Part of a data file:
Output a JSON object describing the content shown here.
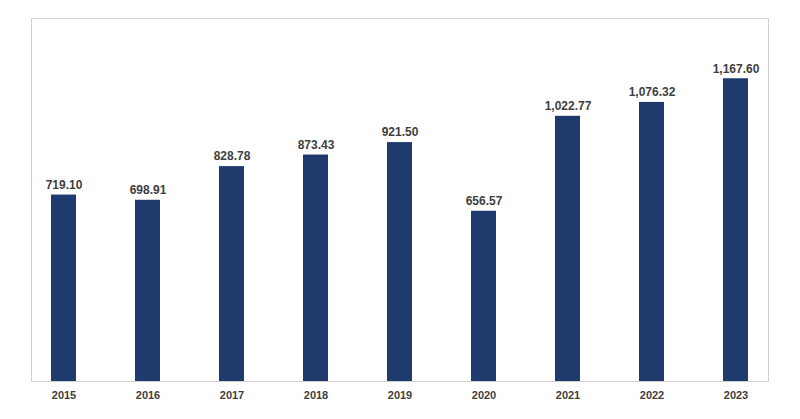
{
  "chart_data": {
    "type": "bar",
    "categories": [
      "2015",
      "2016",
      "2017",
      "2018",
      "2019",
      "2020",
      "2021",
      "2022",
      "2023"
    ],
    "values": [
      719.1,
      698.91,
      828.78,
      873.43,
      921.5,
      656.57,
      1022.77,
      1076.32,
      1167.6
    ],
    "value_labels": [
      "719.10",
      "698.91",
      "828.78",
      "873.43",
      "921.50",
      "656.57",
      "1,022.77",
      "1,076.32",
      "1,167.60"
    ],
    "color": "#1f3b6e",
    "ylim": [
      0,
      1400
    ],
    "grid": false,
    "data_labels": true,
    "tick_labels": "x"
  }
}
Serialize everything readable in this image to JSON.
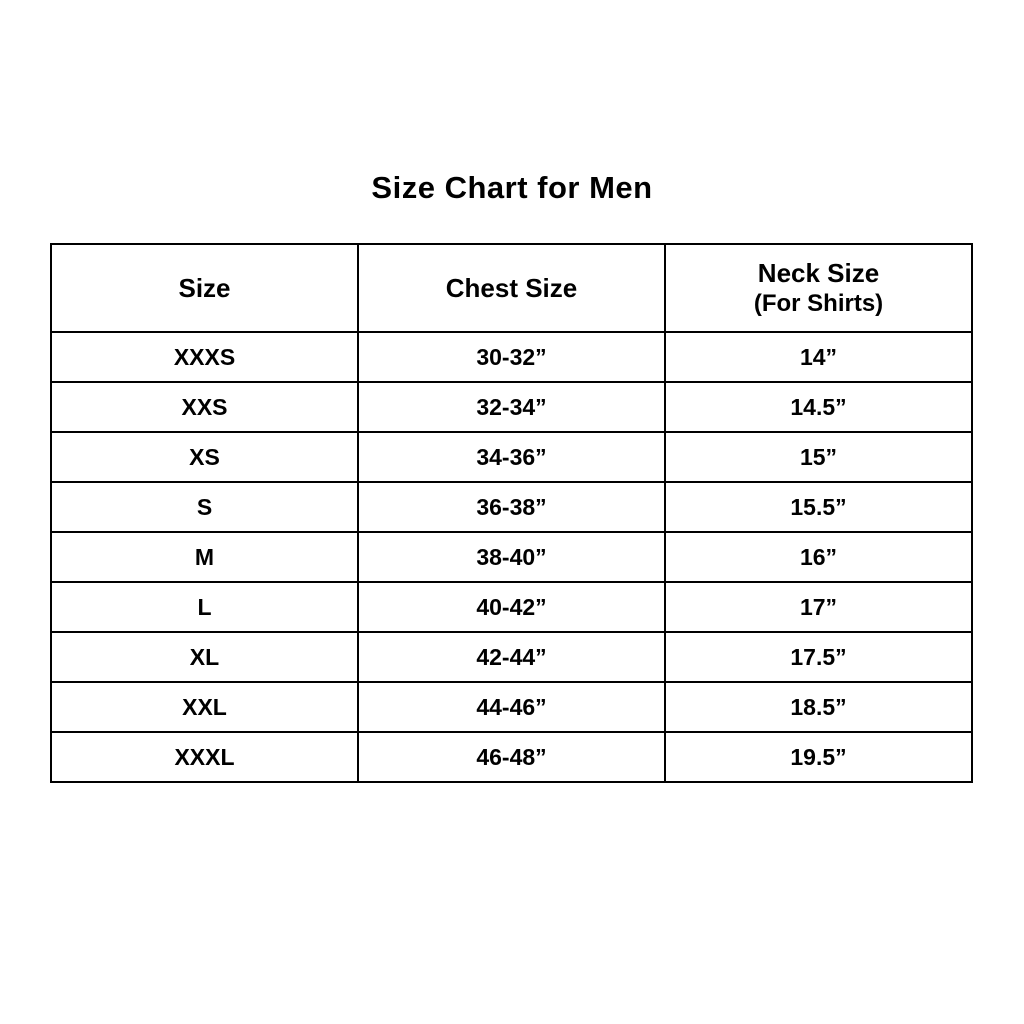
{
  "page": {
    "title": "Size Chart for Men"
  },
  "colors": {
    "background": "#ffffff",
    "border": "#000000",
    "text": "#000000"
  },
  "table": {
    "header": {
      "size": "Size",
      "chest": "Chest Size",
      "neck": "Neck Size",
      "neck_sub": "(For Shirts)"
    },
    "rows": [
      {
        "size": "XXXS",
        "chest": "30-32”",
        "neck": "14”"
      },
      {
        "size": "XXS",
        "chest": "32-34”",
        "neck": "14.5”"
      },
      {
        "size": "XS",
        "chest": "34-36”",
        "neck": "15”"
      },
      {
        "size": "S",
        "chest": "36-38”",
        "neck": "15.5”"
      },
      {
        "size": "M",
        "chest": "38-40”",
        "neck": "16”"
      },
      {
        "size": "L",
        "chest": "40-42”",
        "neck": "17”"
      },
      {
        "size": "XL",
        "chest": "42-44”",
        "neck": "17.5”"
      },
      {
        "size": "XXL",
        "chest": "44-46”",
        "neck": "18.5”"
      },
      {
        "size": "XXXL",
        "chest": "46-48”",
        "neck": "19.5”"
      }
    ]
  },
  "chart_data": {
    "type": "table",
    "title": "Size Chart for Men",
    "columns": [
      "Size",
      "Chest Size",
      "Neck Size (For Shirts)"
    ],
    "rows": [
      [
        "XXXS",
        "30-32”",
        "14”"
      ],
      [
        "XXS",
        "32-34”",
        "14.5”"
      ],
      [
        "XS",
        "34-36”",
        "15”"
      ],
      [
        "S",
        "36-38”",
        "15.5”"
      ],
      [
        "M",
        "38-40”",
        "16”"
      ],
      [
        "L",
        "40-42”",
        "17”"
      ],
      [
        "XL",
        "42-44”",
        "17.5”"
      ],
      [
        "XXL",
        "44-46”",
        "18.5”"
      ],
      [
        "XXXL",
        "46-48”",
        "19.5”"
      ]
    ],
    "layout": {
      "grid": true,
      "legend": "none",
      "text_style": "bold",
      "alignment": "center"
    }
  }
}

Set problem:
Omit all pictures while transcribing the entries verbatim.

Exercise solution:
Output a JSON object describing the content shown here.
{
  "chart_data": {
    "type": "bar",
    "categories": [
      "2015",
      "2016",
      "2017",
      "2018",
      "2019",
      "2020",
      "2021",
      "2022",
      "2023"
    ],
    "values": [
      719.1,
      698.91,
      828.78,
      873.43,
      921.5,
      656.57,
      1022.77,
      1076.32,
      1167.6
    ],
    "value_labels": [
      "719.10",
      "698.91",
      "828.78",
      "873.43",
      "921.50",
      "656.57",
      "1,022.77",
      "1,076.32",
      "1,167.60"
    ],
    "color": "#1f3b6e",
    "ylim": [
      0,
      1400
    ],
    "grid": false,
    "data_labels": true,
    "tick_labels": "x"
  }
}
Serialize everything readable in this image to JSON.
{
  "page": {
    "title": "Size Chart for Men"
  },
  "colors": {
    "background": "#ffffff",
    "border": "#000000",
    "text": "#000000"
  },
  "table": {
    "header": {
      "size": "Size",
      "chest": "Chest Size",
      "neck": "Neck Size",
      "neck_sub": "(For Shirts)"
    },
    "rows": [
      {
        "size": "XXXS",
        "chest": "30-32”",
        "neck": "14”"
      },
      {
        "size": "XXS",
        "chest": "32-34”",
        "neck": "14.5”"
      },
      {
        "size": "XS",
        "chest": "34-36”",
        "neck": "15”"
      },
      {
        "size": "S",
        "chest": "36-38”",
        "neck": "15.5”"
      },
      {
        "size": "M",
        "chest": "38-40”",
        "neck": "16”"
      },
      {
        "size": "L",
        "chest": "40-42”",
        "neck": "17”"
      },
      {
        "size": "XL",
        "chest": "42-44”",
        "neck": "17.5”"
      },
      {
        "size": "XXL",
        "chest": "44-46”",
        "neck": "18.5”"
      },
      {
        "size": "XXXL",
        "chest": "46-48”",
        "neck": "19.5”"
      }
    ]
  },
  "chart_data": {
    "type": "table",
    "title": "Size Chart for Men",
    "columns": [
      "Size",
      "Chest Size",
      "Neck Size (For Shirts)"
    ],
    "rows": [
      [
        "XXXS",
        "30-32”",
        "14”"
      ],
      [
        "XXS",
        "32-34”",
        "14.5”"
      ],
      [
        "XS",
        "34-36”",
        "15”"
      ],
      [
        "S",
        "36-38”",
        "15.5”"
      ],
      [
        "M",
        "38-40”",
        "16”"
      ],
      [
        "L",
        "40-42”",
        "17”"
      ],
      [
        "XL",
        "42-44”",
        "17.5”"
      ],
      [
        "XXL",
        "44-46”",
        "18.5”"
      ],
      [
        "XXXL",
        "46-48”",
        "19.5”"
      ]
    ],
    "layout": {
      "grid": true,
      "legend": "none",
      "text_style": "bold",
      "alignment": "center"
    }
  }
}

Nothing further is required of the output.